**Teks Sumber:**
++++++++++
Mekanisme konseling karir, termasuk pendekatan pada hubungan, penilaian, dl, berbeda-beda berdasarkan pada teori yang diterapkan. Gysber dkk (2003) mengembangkan sebuah taksonomi tugas-tugas yang muncul dalam konseling karir secara simultan dengan proses pengembangan sebuah perserikatan kerja. Tugas ini termasuk mengidentifikasi permasalahan yang disajikan; menyusun hubungan konseling; mengembangkan sebuah ikatan konselor-klien; mengumpukan informasi mengenai klien, termasuk informasi personal dan pengendalian kontekstual; pengaturan tujuan; seleksi intervensi; pengambilan tindakan; dan evaluasi hasil. Seperti yang akan ditunjukan nanti, model konseling multikultural digarisbesarkan pada bab ini menerima sebagian besar gagasan yang berhubungan dengan struktur konseling karir ini dengan perubahan kecil.
BAB II
PEMBAHASAN

A.    Peran Jenis Gender
Peran gender seringkali telah menilai terhadap jenis kelamin seseorang. Masyarakat menghendaki agar jenis tugas atau pekerjaan tertentu dilakukan oleh jenis kelamin tertentu. Memang baik diakui atau tidak, jenis kelamin kadang-kadang menentukan seseorang. Menurut  Santrok dalam memilih karir pekerjaan seorang perempuan mungkin akan mengambil karir yang dapat dijalaninya, tanpa banyak hambatan dengan peran jenis gendernya, misalnya sekretaris, dokter anak, psikolog anak, guru atau dosen, penungguatau penjaga toko dan sebagainya. Demikian pula sebaliknya seorang laki-laki akan memilih faktor yang sesuai dengan dirinya misalnya tentara, polisi, hakim, jaksa dan lain sebagainya.
++++++++++
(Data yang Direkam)
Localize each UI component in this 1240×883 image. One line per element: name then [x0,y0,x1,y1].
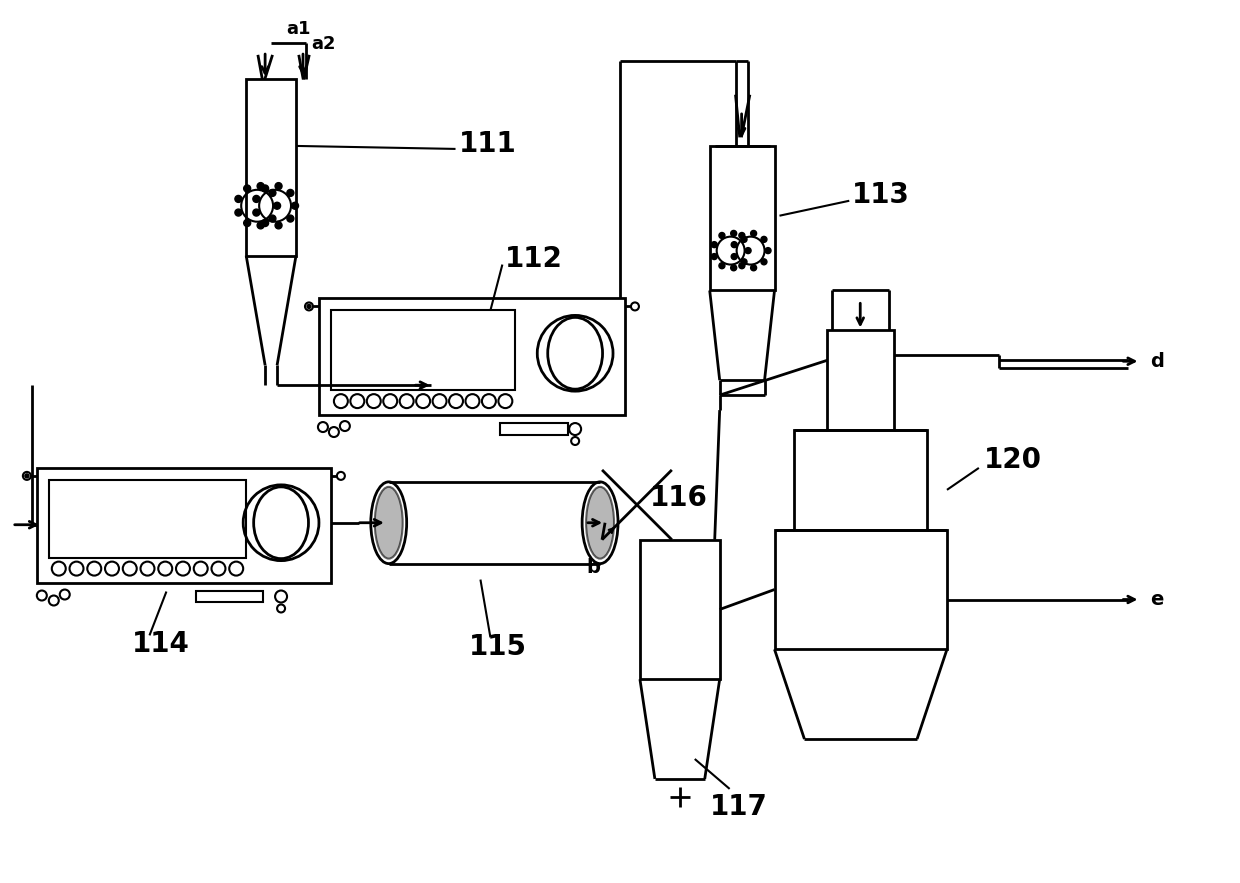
Circle shape [739,263,745,268]
Circle shape [761,237,768,242]
Circle shape [257,183,264,190]
Bar [775,530,947,649]
Circle shape [274,202,280,209]
Circle shape [308,305,311,308]
Text: a1: a1 [286,20,310,38]
Circle shape [712,242,717,247]
Circle shape [269,190,277,196]
Text: e: e [1151,590,1163,609]
Circle shape [732,253,738,260]
Ellipse shape [374,487,403,559]
Circle shape [750,265,756,271]
Circle shape [257,222,264,229]
Circle shape [244,220,250,227]
Bar [319,298,625,415]
Text: a2: a2 [311,35,336,53]
Text: d: d [1151,351,1164,371]
Text: 113: 113 [852,181,910,208]
Text: b: b [587,558,600,577]
Circle shape [730,265,737,271]
Bar [37,468,331,583]
Text: 115: 115 [469,633,527,661]
Circle shape [732,242,738,247]
Circle shape [253,209,260,216]
Circle shape [262,220,269,227]
Circle shape [275,222,281,229]
Circle shape [742,259,746,265]
Circle shape [712,253,717,260]
Text: 112: 112 [506,245,563,273]
Circle shape [244,185,250,192]
Circle shape [25,474,29,478]
Circle shape [739,232,745,238]
Circle shape [275,183,281,190]
Circle shape [253,195,260,202]
Text: 111: 111 [459,130,516,158]
Circle shape [742,237,746,242]
Bar [48,479,247,558]
Bar [795,430,928,530]
Text: 120: 120 [983,446,1042,474]
Bar [640,540,719,679]
Circle shape [765,247,771,253]
Text: 114: 114 [131,630,190,659]
Bar [247,79,296,255]
Circle shape [286,190,294,196]
Circle shape [234,195,242,202]
Circle shape [291,202,299,209]
Circle shape [750,230,756,237]
Circle shape [730,230,737,237]
Circle shape [719,263,725,268]
Circle shape [761,259,768,265]
Text: 117: 117 [709,793,768,821]
Bar [709,146,775,291]
Circle shape [234,209,242,216]
Circle shape [745,247,751,253]
Circle shape [719,232,725,238]
Ellipse shape [587,487,614,559]
Text: 116: 116 [650,484,708,512]
Bar [501,423,568,435]
Circle shape [262,185,269,192]
Circle shape [269,215,277,222]
Circle shape [286,215,294,222]
Bar [196,591,263,602]
Bar [331,311,516,390]
Bar [827,330,894,430]
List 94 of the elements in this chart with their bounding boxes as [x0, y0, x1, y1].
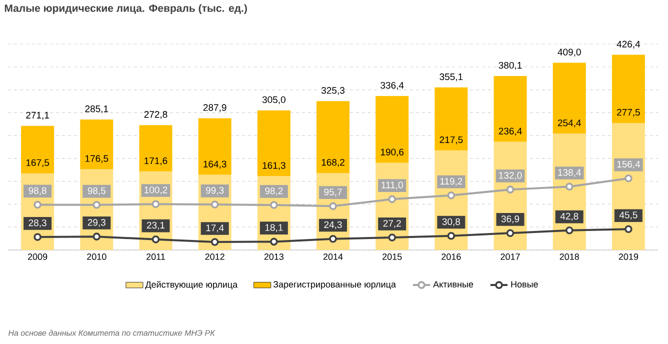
++++++++++
**Soal Latihan:**
1 – Cetaklah bagian teks tentang konseling karir dan peran gender yang dimulai dari "Mekanisme konseling karir, termasuk" dan berakhir pada "dengan perubahan kecil.".
2 – Teruskan teks tentang konseling karir dan peran gender setelah kalimat terakhirnya.

**Jawaban yang Diharapkan:**
1 –
Mekanisme konseling karir, termasuk pendekatan pada hubungan, penilaian, dl, berbeda-beda berdasarkan pada teori yang diterapkan. Gysber dkk (2003) mengembangkan sebuah taksonomi tugas-tugas yang muncul dalam konseling karir secara simultan dengan proses pengembangan sebuah perserikatan kerja. Tugas ini termasuk mengidentifikasi permasalahan yang disajikan; menyusun hubungan konseling; mengembangkan sebuah ikatan konselor-klien; mengumpukan informasi mengenai klien, termasuk informasi personal dan pengendalian kontekstual; pengaturan tujuan; seleksi intervensi; pengambilan tindakan; dan evaluasi hasil. Seperti yang akan ditunjukan nanti, model konseling multikultural digarisbesarkan pada bab ini menerima sebagian besar gagasan yang berhubungan dengan struktur konseling karir ini dengan perubahan kecil.

2 –
            Rentangan diskursus dan persoalan gender di dunia hampir setua peradaban manusia itu sendiri. Perbincangan gender itu sendiri hampir-hampir tidak dapat dilepaskan begitu saja dari wacana kebudayaan dan peradaban manusia. Mendiskusikannya lebih lanjut, artinya sama saja berdiskusi tentang filsafat eksistensial manusia, struktur sosial dan tipikal kebudayaan masyarakat, serta dinamika psikologis dalam diri dan antarpribadi (intrapersonal and interpersonal dynamics). Dengan demikian, tidak ada satu cabang ilmu humaniora manapun yang tidak dapat melepaskan diri dari kajian-kajian tentang gender.
Konsep gender adalah suatu konstruksi sosial yang mengatur hubungan pria dan wanita yang terbentuk melalui proses sosialisasi. Konstruksi sosial itu mengalokasikan peranan, hak, kewajiban serta tanggung jawab pria dan wanita dalam fungsi produksi dan reproduksi. Dengan kata lain, terminologi gender merujuk pada sifat yang melekat pada wanita maupun pria sebagai hasil konstruksi secara sosial dan budaya setempat.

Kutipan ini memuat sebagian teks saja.